[Start Exercise input]
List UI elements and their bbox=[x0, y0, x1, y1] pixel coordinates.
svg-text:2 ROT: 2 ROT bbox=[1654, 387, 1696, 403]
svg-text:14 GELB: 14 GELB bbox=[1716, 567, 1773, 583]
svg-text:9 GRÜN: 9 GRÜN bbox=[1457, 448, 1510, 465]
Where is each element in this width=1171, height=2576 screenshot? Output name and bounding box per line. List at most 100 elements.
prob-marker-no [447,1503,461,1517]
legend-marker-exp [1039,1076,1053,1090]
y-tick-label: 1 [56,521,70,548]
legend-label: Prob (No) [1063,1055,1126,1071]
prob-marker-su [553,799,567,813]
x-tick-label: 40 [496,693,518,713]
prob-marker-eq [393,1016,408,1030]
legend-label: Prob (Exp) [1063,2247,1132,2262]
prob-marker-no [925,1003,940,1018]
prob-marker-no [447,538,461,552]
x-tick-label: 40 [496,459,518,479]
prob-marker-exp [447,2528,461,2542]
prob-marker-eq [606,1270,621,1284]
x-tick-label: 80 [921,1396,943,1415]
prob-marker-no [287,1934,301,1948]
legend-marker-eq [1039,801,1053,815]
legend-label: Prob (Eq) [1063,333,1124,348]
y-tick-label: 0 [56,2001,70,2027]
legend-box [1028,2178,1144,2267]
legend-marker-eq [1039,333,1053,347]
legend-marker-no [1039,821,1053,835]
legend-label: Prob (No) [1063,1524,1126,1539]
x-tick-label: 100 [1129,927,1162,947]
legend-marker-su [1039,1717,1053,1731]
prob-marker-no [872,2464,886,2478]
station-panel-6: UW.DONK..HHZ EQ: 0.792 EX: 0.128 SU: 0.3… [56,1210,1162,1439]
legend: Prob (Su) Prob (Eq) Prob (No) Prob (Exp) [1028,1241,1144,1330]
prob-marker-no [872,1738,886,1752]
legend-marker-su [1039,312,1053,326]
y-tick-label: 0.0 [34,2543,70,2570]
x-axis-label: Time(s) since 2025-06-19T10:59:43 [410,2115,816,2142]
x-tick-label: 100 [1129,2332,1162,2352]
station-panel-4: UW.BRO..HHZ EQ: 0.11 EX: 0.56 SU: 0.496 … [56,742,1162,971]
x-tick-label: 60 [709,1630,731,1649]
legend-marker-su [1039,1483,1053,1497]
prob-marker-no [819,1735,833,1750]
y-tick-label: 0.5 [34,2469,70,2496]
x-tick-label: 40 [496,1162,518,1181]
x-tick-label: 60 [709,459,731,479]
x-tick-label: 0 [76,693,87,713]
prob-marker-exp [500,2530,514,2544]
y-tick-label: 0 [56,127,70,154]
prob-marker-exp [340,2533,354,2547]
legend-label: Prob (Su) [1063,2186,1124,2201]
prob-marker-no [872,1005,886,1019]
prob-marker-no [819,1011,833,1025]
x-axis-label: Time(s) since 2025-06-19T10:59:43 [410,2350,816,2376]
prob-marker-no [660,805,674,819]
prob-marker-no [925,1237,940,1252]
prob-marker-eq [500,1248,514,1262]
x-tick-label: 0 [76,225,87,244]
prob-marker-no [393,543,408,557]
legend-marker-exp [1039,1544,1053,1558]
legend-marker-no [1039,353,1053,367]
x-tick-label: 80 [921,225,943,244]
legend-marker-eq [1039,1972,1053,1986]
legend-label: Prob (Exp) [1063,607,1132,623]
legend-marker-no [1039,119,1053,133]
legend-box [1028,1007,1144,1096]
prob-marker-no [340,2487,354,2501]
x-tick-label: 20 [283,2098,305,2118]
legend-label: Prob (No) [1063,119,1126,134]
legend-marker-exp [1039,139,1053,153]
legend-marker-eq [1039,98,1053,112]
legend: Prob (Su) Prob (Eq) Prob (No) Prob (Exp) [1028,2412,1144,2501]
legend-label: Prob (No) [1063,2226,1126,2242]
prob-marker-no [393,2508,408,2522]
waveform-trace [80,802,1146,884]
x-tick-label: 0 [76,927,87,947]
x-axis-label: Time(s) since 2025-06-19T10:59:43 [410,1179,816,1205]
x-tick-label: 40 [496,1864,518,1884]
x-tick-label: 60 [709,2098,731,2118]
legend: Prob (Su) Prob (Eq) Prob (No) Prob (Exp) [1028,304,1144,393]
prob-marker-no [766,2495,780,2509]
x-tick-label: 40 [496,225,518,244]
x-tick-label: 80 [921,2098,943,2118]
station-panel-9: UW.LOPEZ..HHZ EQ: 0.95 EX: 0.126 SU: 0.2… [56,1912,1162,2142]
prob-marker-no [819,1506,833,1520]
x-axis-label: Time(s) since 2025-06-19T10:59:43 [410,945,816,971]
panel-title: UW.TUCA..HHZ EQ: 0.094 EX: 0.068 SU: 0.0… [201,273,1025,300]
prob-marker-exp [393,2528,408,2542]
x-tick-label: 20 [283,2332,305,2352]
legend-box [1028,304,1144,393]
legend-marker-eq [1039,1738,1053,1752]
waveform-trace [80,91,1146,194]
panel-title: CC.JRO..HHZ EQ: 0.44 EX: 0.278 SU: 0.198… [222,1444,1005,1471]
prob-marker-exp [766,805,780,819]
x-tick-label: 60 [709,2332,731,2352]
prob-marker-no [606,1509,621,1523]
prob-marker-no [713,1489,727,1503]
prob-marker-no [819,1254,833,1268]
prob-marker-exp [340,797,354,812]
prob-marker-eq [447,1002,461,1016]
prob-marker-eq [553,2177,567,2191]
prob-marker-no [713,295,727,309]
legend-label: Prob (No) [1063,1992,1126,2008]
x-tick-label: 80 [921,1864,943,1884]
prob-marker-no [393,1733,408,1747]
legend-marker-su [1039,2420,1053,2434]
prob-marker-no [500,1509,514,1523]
[End Exercise input]
The request: Copy out every line of the listing above, with no changes.

Task solution:
List UI elements and their bbox=[x0, y0, x1, y1] pixel coordinates.
svg-text:2 ROT: 2 ROT bbox=[1654, 387, 1696, 403]
svg-text:14 GELB: 14 GELB bbox=[1716, 567, 1773, 583]
svg-text:9 GRÜN: 9 GRÜN bbox=[1457, 448, 1510, 465]
Where is each element in this width=1171, height=2576 screenshot? Output name and bounding box per line. List at most 100 elements.
prob-marker-no [447,1503,461,1517]
legend-marker-exp [1039,1076,1053,1090]
y-tick-label: 1 [56,521,70,548]
legend-label: Prob (No) [1063,1055,1126,1071]
prob-marker-su [553,799,567,813]
x-tick-label: 40 [496,693,518,713]
prob-marker-eq [393,1016,408,1030]
legend-label: Prob (Exp) [1063,2247,1132,2262]
prob-marker-no [925,1003,940,1018]
prob-marker-no [447,538,461,552]
x-tick-label: 40 [496,459,518,479]
prob-marker-exp [447,2528,461,2542]
prob-marker-eq [606,1270,621,1284]
x-tick-label: 80 [921,1396,943,1415]
prob-marker-no [287,1934,301,1948]
legend-marker-eq [1039,801,1053,815]
legend-label: Prob (Eq) [1063,333,1124,348]
y-tick-label: 0 [56,2001,70,2027]
legend-box [1028,2178,1144,2267]
legend-marker-eq [1039,333,1053,347]
legend-marker-no [1039,821,1053,835]
legend-label: Prob (No) [1063,1524,1126,1539]
x-tick-label: 100 [1129,927,1162,947]
legend-marker-su [1039,1717,1053,1731]
prob-marker-no [872,2464,886,2478]
station-panel-6: UW.DONK..HHZ EQ: 0.792 EX: 0.128 SU: 0.3… [56,1210,1162,1439]
legend: Prob (Su) Prob (Eq) Prob (No) Prob (Exp) [1028,1241,1144,1330]
prob-marker-no [872,1738,886,1752]
legend-marker-su [1039,312,1053,326]
y-tick-label: 0.0 [34,2543,70,2570]
x-axis-label: Time(s) since 2025-06-19T10:59:43 [410,2115,816,2142]
x-tick-label: 100 [1129,2332,1162,2352]
station-panel-4: UW.BRO..HHZ EQ: 0.11 EX: 0.56 SU: 0.496 … [56,742,1162,971]
x-tick-label: 60 [709,1630,731,1649]
legend-marker-su [1039,1483,1053,1497]
prob-marker-no [819,1735,833,1750]
y-tick-label: 0.5 [34,2469,70,2496]
x-tick-label: 40 [496,1162,518,1181]
x-tick-label: 60 [709,459,731,479]
x-tick-label: 0 [76,693,87,713]
prob-marker-exp [500,2530,514,2544]
y-tick-label: 0 [56,127,70,154]
prob-marker-exp [340,2533,354,2547]
legend-label: Prob (Su) [1063,2186,1124,2201]
prob-marker-no [872,1005,886,1019]
prob-marker-no [819,1011,833,1025]
x-axis-label: Time(s) since 2025-06-19T10:59:43 [410,2350,816,2376]
prob-marker-no [660,805,674,819]
prob-marker-no [925,1237,940,1252]
prob-marker-eq [500,1248,514,1262]
x-tick-label: 0 [76,225,87,244]
prob-marker-no [393,543,408,557]
legend-marker-exp [1039,1544,1053,1558]
legend-marker-no [1039,353,1053,367]
x-tick-label: 80 [921,225,943,244]
legend-marker-eq [1039,1972,1053,1986]
legend-label: Prob (Exp) [1063,607,1132,623]
legend-marker-no [1039,119,1053,133]
legend-box [1028,1007,1144,1096]
prob-marker-no [340,2487,354,2501]
x-tick-label: 20 [283,2098,305,2118]
legend-label: Prob (No) [1063,119,1126,134]
legend-marker-exp [1039,139,1053,153]
legend-marker-eq [1039,98,1053,112]
legend: Prob (Su) Prob (Eq) Prob (No) Prob (Exp) [1028,2412,1144,2501]
legend-label: Prob (No) [1063,2226,1126,2242]
prob-marker-no [393,2508,408,2522]
waveform-trace [80,802,1146,884]
x-tick-label: 0 [76,927,87,947]
x-axis-label: Time(s) since 2025-06-19T10:59:43 [410,1179,816,1205]
x-tick-label: 40 [496,1864,518,1884]
x-tick-label: 60 [709,2098,731,2118]
legend: Prob (Su) Prob (Eq) Prob (No) Prob (Exp) [1028,304,1144,393]
prob-marker-no [766,2495,780,2509]
x-tick-label: 40 [496,225,518,244]
x-tick-label: 80 [921,2098,943,2118]
station-panel-9: UW.LOPEZ..HHZ EQ: 0.95 EX: 0.126 SU: 0.2… [56,1912,1162,2142]
prob-marker-no [819,1506,833,1520]
x-axis-label: Time(s) since 2025-06-19T10:59:43 [410,945,816,971]
panel-title: UW.TUCA..HHZ EQ: 0.094 EX: 0.068 SU: 0.0… [201,273,1025,300]
prob-marker-exp [393,2528,408,2542]
x-tick-label: 20 [283,2332,305,2352]
legend-box [1028,304,1144,393]
legend-marker-eq [1039,1738,1053,1752]
waveform-trace [80,91,1146,194]
panel-title: CC.JRO..HHZ EQ: 0.44 EX: 0.278 SU: 0.198… [222,1444,1005,1471]
prob-marker-exp [766,805,780,819]
x-tick-label: 60 [709,2332,731,2352]
prob-marker-no [606,1509,621,1523]
prob-marker-no [713,1489,727,1503]
prob-marker-no [819,1254,833,1268]
prob-marker-exp [340,797,354,812]
prob-marker-eq [447,1002,461,1016]
prob-marker-eq [553,2177,567,2191]
prob-marker-no [713,295,727,309]
legend-label: Prob (No) [1063,1992,1126,2008]
x-tick-label: 80 [921,1864,943,1884]
prob-marker-no [393,1733,408,1747]
legend-marker-su [1039,2420,1053,2434]
prob-marker-no [500,1509,514,1523]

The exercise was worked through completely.